Extracted data entries
>>>>
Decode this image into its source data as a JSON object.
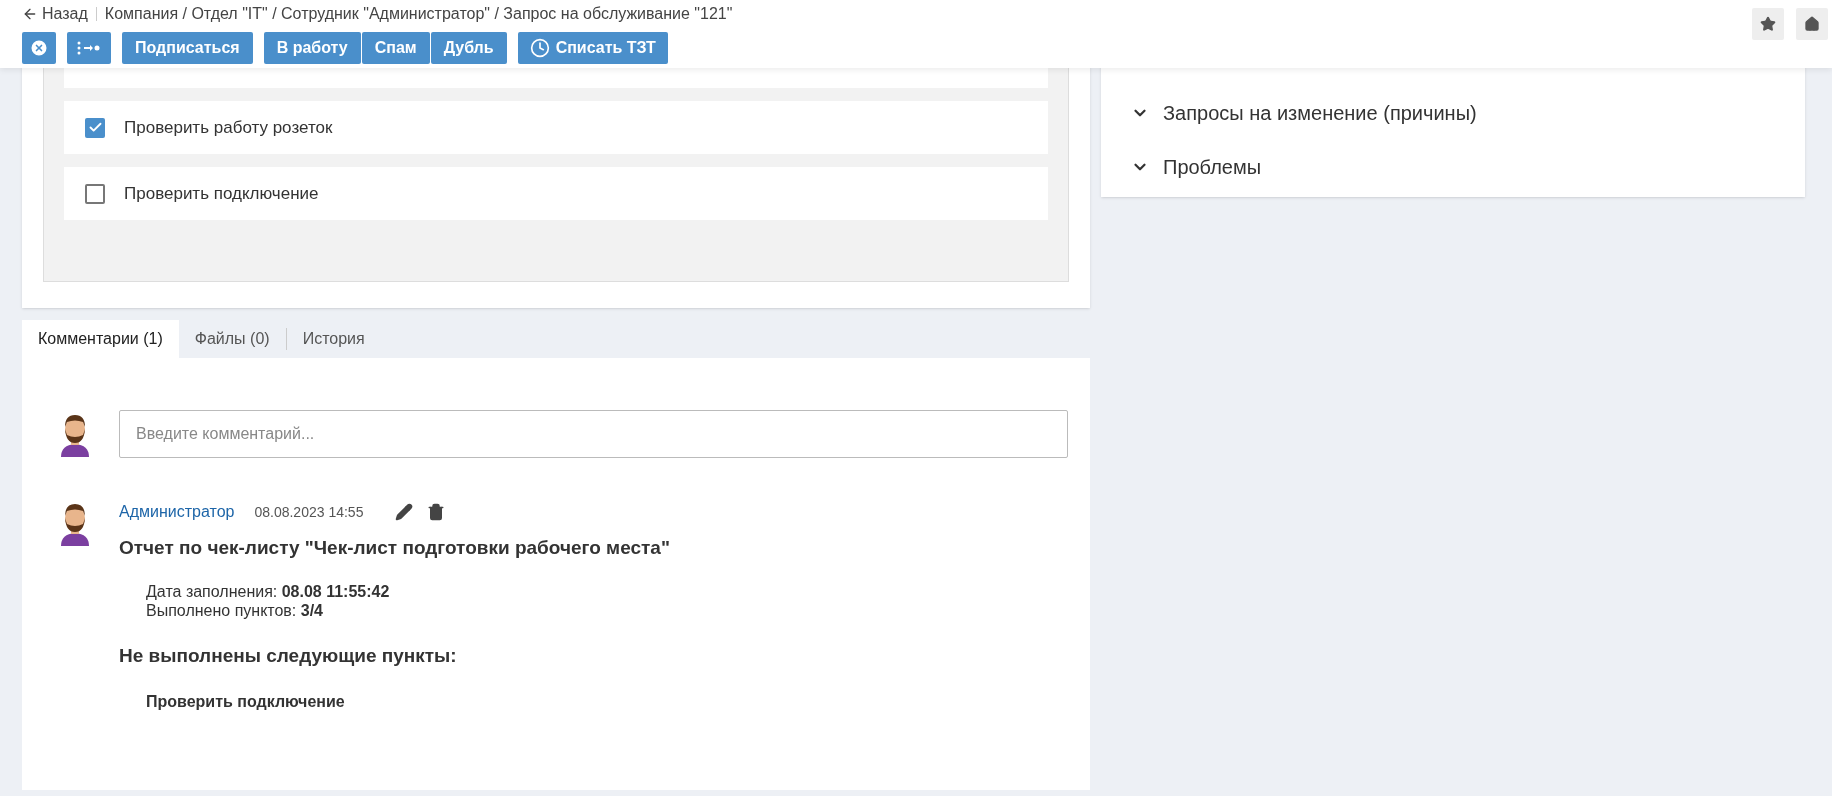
{
  "breadcrumb": {
    "back": "Назад",
    "path": "Компания / Отдел \"IT\" / Сотрудник \"Администратор\" / Запрос на обслуживание \"121\""
  },
  "toolbar": {
    "groups": [
      {
        "buttons": [
          "Подписаться"
        ]
      },
      {
        "buttons": [
          "В работу",
          "Спам",
          "Дубль"
        ]
      }
    ],
    "timer_button": "Списать ТЗТ"
  },
  "checklist": [
    {
      "label": "Проверить работу розеток",
      "checked": true
    },
    {
      "label": "Проверить подключение",
      "checked": false
    }
  ],
  "related": [
    "Запросы на изменение (причины)",
    "Проблемы"
  ],
  "tabs": [
    {
      "label": "Комментарии (1)",
      "selected": true
    },
    {
      "label": "Файлы (0)",
      "selected": false
    },
    {
      "label": "История",
      "selected": false
    }
  ],
  "comment_input": {
    "placeholder": "Введите комментарий..."
  },
  "comment": {
    "author": "Администратор",
    "time": "08.08.2023 14:55",
    "title": "Отчет по чек-листу \"Чек-лист подготовки рабочего места\"",
    "details": [
      "Дата заполнения: **08.08 11:55:42**",
      "Выполнено пунктов: **3/4**"
    ],
    "heading": "Не выполнены следующие пункты:",
    "items": [
      "Проверить подключение"
    ]
  }
}
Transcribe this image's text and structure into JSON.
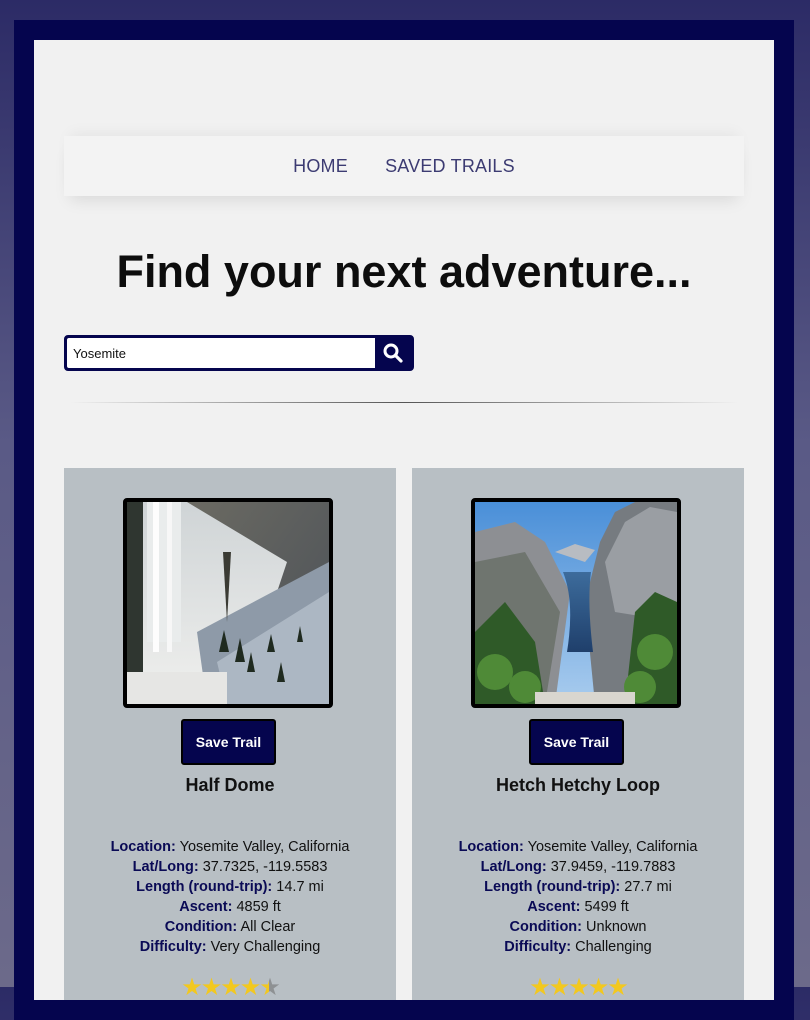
{
  "nav": {
    "home": "HOME",
    "saved": "SAVED TRAILS"
  },
  "headline": "Find your next adventure...",
  "search": {
    "value": "Yosemite",
    "icon": "search-icon"
  },
  "labels": {
    "location": "Location:",
    "latlong": "Lat/Long:",
    "length": "Length (round-trip):",
    "ascent": "Ascent:",
    "condition": "Condition:",
    "difficulty": "Difficulty:"
  },
  "colors": {
    "brand": "#05054e",
    "card_bg": "#b8bfc4",
    "panel_bg": "#f1f1f1",
    "star": "#f2c81f"
  },
  "trails": [
    {
      "save_label": "Save Trail",
      "name": "Half Dome",
      "location": "Yosemite Valley, California",
      "latlong": "37.7325, -119.5583",
      "length": "14.7 mi",
      "ascent": "4859 ft",
      "condition": "All Clear",
      "difficulty": "Very Challenging",
      "rating": 4.5
    },
    {
      "save_label": "Save Trail",
      "name": "Hetch Hetchy Loop",
      "location": "Yosemite Valley, California",
      "latlong": "37.9459, -119.7883",
      "length": "27.7 mi",
      "ascent": "5499 ft",
      "condition": "Unknown",
      "difficulty": "Challenging",
      "rating": 5
    }
  ]
}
<<<<
**WHAT NEEDS TO BE DONE**
Read the data above and pull out each line that holds the string "JSON".

**THE SOLUTION**
Decode this image into its source data as a JSON object.
Transcribe this image's text and structure into JSON.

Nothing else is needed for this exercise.